# EXERCISE GOAL
Print all the records exactly, please.

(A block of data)
================================
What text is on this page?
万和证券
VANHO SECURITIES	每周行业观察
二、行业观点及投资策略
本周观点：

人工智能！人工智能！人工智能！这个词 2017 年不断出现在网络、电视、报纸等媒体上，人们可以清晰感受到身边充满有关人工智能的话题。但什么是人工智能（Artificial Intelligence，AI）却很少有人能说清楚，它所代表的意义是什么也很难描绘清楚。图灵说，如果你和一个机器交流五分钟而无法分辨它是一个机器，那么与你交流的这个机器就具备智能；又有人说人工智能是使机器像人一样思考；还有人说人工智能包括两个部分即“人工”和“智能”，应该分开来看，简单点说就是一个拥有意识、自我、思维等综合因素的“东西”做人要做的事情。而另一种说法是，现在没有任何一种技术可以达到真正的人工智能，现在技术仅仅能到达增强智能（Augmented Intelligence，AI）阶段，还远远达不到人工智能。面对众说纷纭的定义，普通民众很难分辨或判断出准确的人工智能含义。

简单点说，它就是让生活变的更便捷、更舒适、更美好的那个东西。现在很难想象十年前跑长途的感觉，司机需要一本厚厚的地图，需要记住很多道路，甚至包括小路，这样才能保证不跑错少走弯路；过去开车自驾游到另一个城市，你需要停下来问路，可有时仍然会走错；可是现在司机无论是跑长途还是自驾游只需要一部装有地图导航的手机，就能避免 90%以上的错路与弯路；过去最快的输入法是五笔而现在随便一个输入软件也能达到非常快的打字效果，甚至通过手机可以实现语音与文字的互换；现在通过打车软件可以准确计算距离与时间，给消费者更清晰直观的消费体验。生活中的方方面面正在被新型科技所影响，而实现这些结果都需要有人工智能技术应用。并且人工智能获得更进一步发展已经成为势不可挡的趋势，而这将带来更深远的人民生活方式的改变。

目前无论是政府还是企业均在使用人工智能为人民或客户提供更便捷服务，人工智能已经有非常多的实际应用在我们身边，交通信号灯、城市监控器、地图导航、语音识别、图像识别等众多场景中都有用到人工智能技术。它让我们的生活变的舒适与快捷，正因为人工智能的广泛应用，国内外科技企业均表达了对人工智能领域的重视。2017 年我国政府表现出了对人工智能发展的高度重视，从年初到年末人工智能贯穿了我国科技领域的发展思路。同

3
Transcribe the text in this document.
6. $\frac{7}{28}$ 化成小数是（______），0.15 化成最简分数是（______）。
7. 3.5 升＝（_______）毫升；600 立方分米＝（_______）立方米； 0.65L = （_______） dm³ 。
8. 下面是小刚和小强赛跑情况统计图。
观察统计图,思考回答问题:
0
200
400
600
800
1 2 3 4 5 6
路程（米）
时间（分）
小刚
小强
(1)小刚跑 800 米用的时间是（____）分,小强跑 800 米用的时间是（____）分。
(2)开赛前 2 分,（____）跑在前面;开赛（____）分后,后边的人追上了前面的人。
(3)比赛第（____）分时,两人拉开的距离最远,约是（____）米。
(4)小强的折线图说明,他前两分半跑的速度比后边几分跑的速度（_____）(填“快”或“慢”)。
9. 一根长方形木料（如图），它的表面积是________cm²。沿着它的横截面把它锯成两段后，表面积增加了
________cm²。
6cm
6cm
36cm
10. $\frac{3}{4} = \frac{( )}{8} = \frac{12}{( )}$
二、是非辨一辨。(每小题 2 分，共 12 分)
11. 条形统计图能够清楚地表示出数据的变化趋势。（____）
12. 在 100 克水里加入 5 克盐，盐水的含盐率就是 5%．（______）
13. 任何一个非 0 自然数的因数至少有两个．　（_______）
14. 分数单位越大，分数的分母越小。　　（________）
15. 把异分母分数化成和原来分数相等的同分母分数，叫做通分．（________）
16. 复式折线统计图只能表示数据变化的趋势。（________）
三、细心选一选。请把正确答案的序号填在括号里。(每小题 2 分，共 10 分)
================================
# ANSWER FOR THIS EXERCISE
What text is on this page?
万和证券
VANHO SECURITIES	每周行业观察
二、行业观点及投资策略
本周观点：

人工智能！人工智能！人工智能！这个词 2017 年不断出现在网络、电视、报纸等媒体上，人们可以清晰感受到身边充满有关人工智能的话题。但什么是人工智能（Artificial Intelligence，AI）却很少有人能说清楚，它所代表的意义是什么也很难描绘清楚。图灵说，如果你和一个机器交流五分钟而无法分辨它是一个机器，那么与你交流的这个机器就具备智能；又有人说人工智能是使机器像人一样思考；还有人说人工智能包括两个部分即“人工”和“智能”，应该分开来看，简单点说就是一个拥有意识、自我、思维等综合因素的“东西”做人要做的事情。而另一种说法是，现在没有任何一种技术可以达到真正的人工智能，现在技术仅仅能到达增强智能（Augmented Intelligence，AI）阶段，还远远达不到人工智能。面对众说纷纭的定义，普通民众很难分辨或判断出准确的人工智能含义。

简单点说，它就是让生活变的更便捷、更舒适、更美好的那个东西。现在很难想象十年前跑长途的感觉，司机需要一本厚厚的地图，需要记住很多道路，甚至包括小路，这样才能保证不跑错少走弯路；过去开车自驾游到另一个城市，你需要停下来问路，可有时仍然会走错；可是现在司机无论是跑长途还是自驾游只需要一部装有地图导航的手机，就能避免 90%以上的错路与弯路；过去最快的输入法是五笔而现在随便一个输入软件也能达到非常快的打字效果，甚至通过手机可以实现语音与文字的互换；现在通过打车软件可以准确计算距离与时间，给消费者更清晰直观的消费体验。生活中的方方面面正在被新型科技所影响，而实现这些结果都需要有人工智能技术应用。并且人工智能获得更进一步发展已经成为势不可挡的趋势，而这将带来更深远的人民生活方式的改变。

目前无论是政府还是企业均在使用人工智能为人民或客户提供更便捷服务，人工智能已经有非常多的实际应用在我们身边，交通信号灯、城市监控器、地图导航、语音识别、图像识别等众多场景中都有用到人工智能技术。它让我们的生活变的舒适与快捷，正因为人工智能的广泛应用，国内外科技企业均表达了对人工智能领域的重视。2017 年我国政府表现出了对人工智能发展的高度重视，从年初到年末人工智能贯穿了我国科技领域的发展思路。同

3
Transcribe the text in this document.
6. $\frac{7}{28}$ 化成小数是（______），0.15 化成最简分数是（______）。
7. 3.5 升＝（_______）毫升；600 立方分米＝（_______）立方米； 0.65L = （_______） dm³ 。
8. 下面是小刚和小强赛跑情况统计图。
观察统计图,思考回答问题:
0
200
400
600
800
1 2 3 4 5 6
路程（米）
时间（分）
小刚
小强
(1)小刚跑 800 米用的时间是（____）分,小强跑 800 米用的时间是（____）分。
(2)开赛前 2 分,（____）跑在前面;开赛（____）分后,后边的人追上了前面的人。
(3)比赛第（____）分时,两人拉开的距离最远,约是（____）米。
(4)小强的折线图说明,他前两分半跑的速度比后边几分跑的速度（_____）(填“快”或“慢”)。
9. 一根长方形木料（如图），它的表面积是________cm²。沿着它的横截面把它锯成两段后，表面积增加了
________cm²。
6cm
6cm
36cm
10. $\frac{3}{4} = \frac{( )}{8} = \frac{12}{( )}$
二、是非辨一辨。(每小题 2 分，共 12 分)
11. 条形统计图能够清楚地表示出数据的变化趋势。（____）
12. 在 100 克水里加入 5 克盐，盐水的含盐率就是 5%．（______）
13. 任何一个非 0 自然数的因数至少有两个．　（_______）
14. 分数单位越大，分数的分母越小。　　（________）
15. 把异分母分数化成和原来分数相等的同分母分数，叫做通分．（________）
16. 复式折线统计图只能表示数据变化的趋势。（________）
三、细心选一选。请把正确答案的序号填在括号里。(每小题 2 分，共 10 分)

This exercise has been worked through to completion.